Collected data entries
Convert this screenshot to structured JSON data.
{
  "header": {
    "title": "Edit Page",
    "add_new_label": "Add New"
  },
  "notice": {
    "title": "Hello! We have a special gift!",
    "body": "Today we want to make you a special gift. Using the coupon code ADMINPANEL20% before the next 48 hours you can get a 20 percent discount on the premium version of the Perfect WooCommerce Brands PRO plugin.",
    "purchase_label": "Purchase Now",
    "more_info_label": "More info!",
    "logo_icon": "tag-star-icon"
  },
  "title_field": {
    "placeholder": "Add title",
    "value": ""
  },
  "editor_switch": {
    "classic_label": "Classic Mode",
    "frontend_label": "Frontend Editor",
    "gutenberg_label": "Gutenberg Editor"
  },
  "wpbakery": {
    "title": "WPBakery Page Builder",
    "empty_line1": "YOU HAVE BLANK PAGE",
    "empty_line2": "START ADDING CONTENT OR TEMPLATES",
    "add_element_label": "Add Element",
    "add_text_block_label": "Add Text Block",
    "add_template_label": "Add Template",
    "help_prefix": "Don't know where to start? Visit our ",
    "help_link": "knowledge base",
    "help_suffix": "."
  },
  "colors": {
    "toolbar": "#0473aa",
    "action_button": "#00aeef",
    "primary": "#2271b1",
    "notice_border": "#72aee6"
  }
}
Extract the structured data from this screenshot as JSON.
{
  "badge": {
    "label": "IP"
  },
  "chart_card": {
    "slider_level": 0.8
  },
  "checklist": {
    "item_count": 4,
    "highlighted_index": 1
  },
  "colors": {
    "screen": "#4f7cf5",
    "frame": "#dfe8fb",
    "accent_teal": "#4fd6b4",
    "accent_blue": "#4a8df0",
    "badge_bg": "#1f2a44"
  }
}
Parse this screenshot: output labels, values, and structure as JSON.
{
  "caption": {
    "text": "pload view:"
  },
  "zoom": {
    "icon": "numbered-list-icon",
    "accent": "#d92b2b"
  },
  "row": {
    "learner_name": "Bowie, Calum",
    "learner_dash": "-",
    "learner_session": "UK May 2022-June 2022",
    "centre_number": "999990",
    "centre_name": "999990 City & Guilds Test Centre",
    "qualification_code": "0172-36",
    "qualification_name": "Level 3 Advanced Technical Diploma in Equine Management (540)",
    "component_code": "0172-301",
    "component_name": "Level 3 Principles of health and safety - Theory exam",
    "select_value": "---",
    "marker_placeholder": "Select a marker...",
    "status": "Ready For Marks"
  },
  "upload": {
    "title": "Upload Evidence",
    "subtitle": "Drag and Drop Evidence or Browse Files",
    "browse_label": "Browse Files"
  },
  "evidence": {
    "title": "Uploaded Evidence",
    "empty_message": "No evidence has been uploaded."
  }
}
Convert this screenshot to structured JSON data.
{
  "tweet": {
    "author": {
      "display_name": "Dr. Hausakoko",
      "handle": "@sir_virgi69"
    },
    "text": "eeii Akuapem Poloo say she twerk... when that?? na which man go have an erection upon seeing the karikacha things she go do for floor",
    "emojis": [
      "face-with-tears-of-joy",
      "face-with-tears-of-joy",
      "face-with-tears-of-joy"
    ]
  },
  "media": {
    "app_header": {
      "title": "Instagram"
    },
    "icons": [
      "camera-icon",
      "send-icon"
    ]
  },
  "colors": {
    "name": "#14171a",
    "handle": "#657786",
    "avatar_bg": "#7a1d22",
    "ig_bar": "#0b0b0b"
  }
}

## WRITTEN EXERCISE
Write out all records exactly, keeping every detail.

## RIGHT ANSWER
Convert this screenshot to structured JSON data.
{
  "header": {
    "title": "Edit Page",
    "add_new_label": "Add New"
  },
  "notice": {
    "title": "Hello! We have a special gift!",
    "body": "Today we want to make you a special gift. Using the coupon code ADMINPANEL20% before the next 48 hours you can get a 20 percent discount on the premium version of the Perfect WooCommerce Brands PRO plugin.",
    "purchase_label": "Purchase Now",
    "more_info_label": "More info!",
    "logo_icon": "tag-star-icon"
  },
  "title_field": {
    "placeholder": "Add title",
    "value": ""
  },
  "editor_switch": {
    "classic_label": "Classic Mode",
    "frontend_label": "Frontend Editor",
    "gutenberg_label": "Gutenberg Editor"
  },
  "wpbakery": {
    "title": "WPBakery Page Builder",
    "empty_line1": "YOU HAVE BLANK PAGE",
    "empty_line2": "START ADDING CONTENT OR TEMPLATES",
    "add_element_label": "Add Element",
    "add_text_block_label": "Add Text Block",
    "add_template_label": "Add Template",
    "help_prefix": "Don't know where to start? Visit our ",
    "help_link": "knowledge base",
    "help_suffix": "."
  },
  "colors": {
    "toolbar": "#0473aa",
    "action_button": "#00aeef",
    "primary": "#2271b1",
    "notice_border": "#72aee6"
  }
}
Extract the structured data from this screenshot as JSON.
{
  "badge": {
    "label": "IP"
  },
  "chart_card": {
    "slider_level": 0.8
  },
  "checklist": {
    "item_count": 4,
    "highlighted_index": 1
  },
  "colors": {
    "screen": "#4f7cf5",
    "frame": "#dfe8fb",
    "accent_teal": "#4fd6b4",
    "accent_blue": "#4a8df0",
    "badge_bg": "#1f2a44"
  }
}
Parse this screenshot: output labels, values, and structure as JSON.
{
  "caption": {
    "text": "pload view:"
  },
  "zoom": {
    "icon": "numbered-list-icon",
    "accent": "#d92b2b"
  },
  "row": {
    "learner_name": "Bowie, Calum",
    "learner_dash": "-",
    "learner_session": "UK May 2022-June 2022",
    "centre_number": "999990",
    "centre_name": "999990 City & Guilds Test Centre",
    "qualification_code": "0172-36",
    "qualification_name": "Level 3 Advanced Technical Diploma in Equine Management (540)",
    "component_code": "0172-301",
    "component_name": "Level 3 Principles of health and safety - Theory exam",
    "select_value": "---",
    "marker_placeholder": "Select a marker...",
    "status": "Ready For Marks"
  },
  "upload": {
    "title": "Upload Evidence",
    "subtitle": "Drag and Drop Evidence or Browse Files",
    "browse_label": "Browse Files"
  },
  "evidence": {
    "title": "Uploaded Evidence",
    "empty_message": "No evidence has been uploaded."
  }
}
Convert this screenshot to structured JSON data.
{
  "tweet": {
    "author": {
      "display_name": "Dr. Hausakoko",
      "handle": "@sir_virgi69"
    },
    "text": "eeii Akuapem Poloo say she twerk... when that?? na which man go have an erection upon seeing the karikacha things she go do for floor",
    "emojis": [
      "face-with-tears-of-joy",
      "face-with-tears-of-joy",
      "face-with-tears-of-joy"
    ]
  },
  "media": {
    "app_header": {
      "title": "Instagram"
    },
    "icons": [
      "camera-icon",
      "send-icon"
    ]
  },
  "colors": {
    "name": "#14171a",
    "handle": "#657786",
    "avatar_bg": "#7a1d22",
    "ig_bar": "#0b0b0b"
  }
}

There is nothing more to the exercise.